§ **Challenge**: Find the lines holding the word "Hamilton" and collect them.

*-*-*

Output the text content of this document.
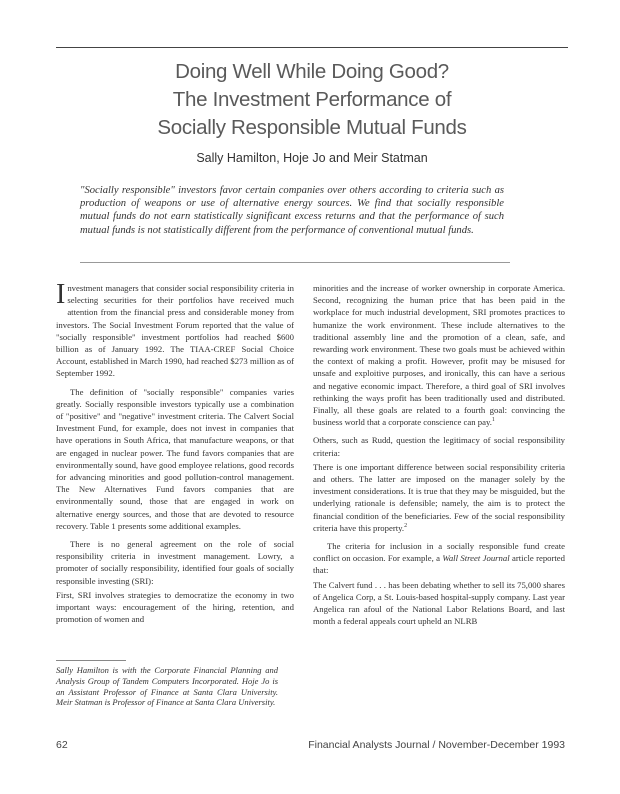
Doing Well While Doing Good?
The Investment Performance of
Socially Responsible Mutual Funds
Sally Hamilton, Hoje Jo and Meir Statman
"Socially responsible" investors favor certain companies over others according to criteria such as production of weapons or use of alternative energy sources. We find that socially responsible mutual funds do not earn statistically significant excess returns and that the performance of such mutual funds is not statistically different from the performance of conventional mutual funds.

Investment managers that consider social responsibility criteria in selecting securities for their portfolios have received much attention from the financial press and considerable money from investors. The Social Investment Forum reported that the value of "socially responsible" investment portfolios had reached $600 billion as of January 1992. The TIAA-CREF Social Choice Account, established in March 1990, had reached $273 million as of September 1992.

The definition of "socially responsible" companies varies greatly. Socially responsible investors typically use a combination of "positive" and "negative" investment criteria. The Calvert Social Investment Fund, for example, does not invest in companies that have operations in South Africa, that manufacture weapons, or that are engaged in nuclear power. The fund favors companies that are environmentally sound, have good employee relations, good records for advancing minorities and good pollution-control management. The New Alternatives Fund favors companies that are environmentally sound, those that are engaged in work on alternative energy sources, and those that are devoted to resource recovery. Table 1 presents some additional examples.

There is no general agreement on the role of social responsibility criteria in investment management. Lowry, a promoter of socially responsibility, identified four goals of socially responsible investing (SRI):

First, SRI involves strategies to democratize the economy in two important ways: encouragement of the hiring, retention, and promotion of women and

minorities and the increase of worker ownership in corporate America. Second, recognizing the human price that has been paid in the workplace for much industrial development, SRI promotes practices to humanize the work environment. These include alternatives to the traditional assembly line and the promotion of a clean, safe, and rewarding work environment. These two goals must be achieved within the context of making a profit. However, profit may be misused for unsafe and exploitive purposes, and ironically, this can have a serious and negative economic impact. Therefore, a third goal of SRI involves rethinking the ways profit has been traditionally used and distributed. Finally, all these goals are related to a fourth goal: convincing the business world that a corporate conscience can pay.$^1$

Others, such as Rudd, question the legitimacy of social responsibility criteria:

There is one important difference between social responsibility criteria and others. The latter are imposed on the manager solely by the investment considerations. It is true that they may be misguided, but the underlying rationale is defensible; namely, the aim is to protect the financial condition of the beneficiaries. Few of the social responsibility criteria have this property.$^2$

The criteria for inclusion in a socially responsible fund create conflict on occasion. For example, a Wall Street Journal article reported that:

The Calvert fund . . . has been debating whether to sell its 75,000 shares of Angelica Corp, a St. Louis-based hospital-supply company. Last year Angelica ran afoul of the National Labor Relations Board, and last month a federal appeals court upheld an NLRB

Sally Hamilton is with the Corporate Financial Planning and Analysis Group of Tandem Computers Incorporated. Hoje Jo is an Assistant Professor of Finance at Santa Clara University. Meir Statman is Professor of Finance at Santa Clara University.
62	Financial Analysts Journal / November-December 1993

*-*-*

§ **Reply**:
Sally Hamilton, Hoje Jo and Meir Statman
Sally Hamilton is with the Corporate Financial Planning and Analysis Group of Tandem Computers Incorporated. Hoje Jo is an Assistant Professor of Finance at Santa Clara University. Meir Statman is Professor of Finance at Santa Clara University.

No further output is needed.